• Work instructions:
Quote each record exactly, please, leaving none out.

• Supplied data:
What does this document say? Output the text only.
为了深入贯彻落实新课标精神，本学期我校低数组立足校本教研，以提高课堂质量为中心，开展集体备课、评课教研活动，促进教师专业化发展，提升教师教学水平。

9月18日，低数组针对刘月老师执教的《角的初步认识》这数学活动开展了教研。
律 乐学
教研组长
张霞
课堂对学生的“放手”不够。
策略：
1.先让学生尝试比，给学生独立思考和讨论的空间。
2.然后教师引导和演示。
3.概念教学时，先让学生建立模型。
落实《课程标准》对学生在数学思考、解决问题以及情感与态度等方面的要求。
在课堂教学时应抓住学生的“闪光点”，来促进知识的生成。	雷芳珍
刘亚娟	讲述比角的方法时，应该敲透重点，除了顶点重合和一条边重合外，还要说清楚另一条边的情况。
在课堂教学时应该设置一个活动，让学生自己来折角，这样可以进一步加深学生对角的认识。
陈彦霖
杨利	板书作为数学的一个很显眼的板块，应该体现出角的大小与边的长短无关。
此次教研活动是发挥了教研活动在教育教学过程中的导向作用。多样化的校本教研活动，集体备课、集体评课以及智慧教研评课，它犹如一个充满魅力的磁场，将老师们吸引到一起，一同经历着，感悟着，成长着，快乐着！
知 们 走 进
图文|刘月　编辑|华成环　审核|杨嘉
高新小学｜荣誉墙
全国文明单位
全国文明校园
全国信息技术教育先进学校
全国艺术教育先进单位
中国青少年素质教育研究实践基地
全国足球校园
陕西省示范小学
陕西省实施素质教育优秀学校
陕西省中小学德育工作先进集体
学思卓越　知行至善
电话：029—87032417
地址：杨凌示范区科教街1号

• Answer below:
What does this document say? Output the text only.
为了深入贯彻落实新课标精神，本学期我校低数组立足校本教研，以提高课堂质量为中心，开展集体备课、评课教研活动，促进教师专业化发展，提升教师教学水平。

9月18日，低数组针对刘月老师执教的《角的初步认识》这数学活动开展了教研。
律 乐学
教研组长
张霞
课堂对学生的“放手”不够。
策略：
1.先让学生尝试比，给学生独立思考和讨论的空间。
2.然后教师引导和演示。
3.概念教学时，先让学生建立模型。
落实《课程标准》对学生在数学思考、解决问题以及情感与态度等方面的要求。
在课堂教学时应抓住学生的“闪光点”，来促进知识的生成。	雷芳珍
刘亚娟	讲述比角的方法时，应该敲透重点，除了顶点重合和一条边重合外，还要说清楚另一条边的情况。
在课堂教学时应该设置一个活动，让学生自己来折角，这样可以进一步加深学生对角的认识。
陈彦霖
杨利	板书作为数学的一个很显眼的板块，应该体现出角的大小与边的长短无关。
此次教研活动是发挥了教研活动在教育教学过程中的导向作用。多样化的校本教研活动，集体备课、集体评课以及智慧教研评课，它犹如一个充满魅力的磁场，将老师们吸引到一起，一同经历着，感悟着，成长着，快乐着！
知 们 走 进
图文|刘月　编辑|华成环　审核|杨嘉
高新小学｜荣誉墙
全国文明单位
全国文明校园
全国信息技术教育先进学校
全国艺术教育先进单位
中国青少年素质教育研究实践基地
全国足球校园
陕西省示范小学
陕西省实施素质教育优秀学校
陕西省中小学德育工作先进集体
学思卓越　知行至善
电话：029—87032417
地址：杨凌示范区科教街1号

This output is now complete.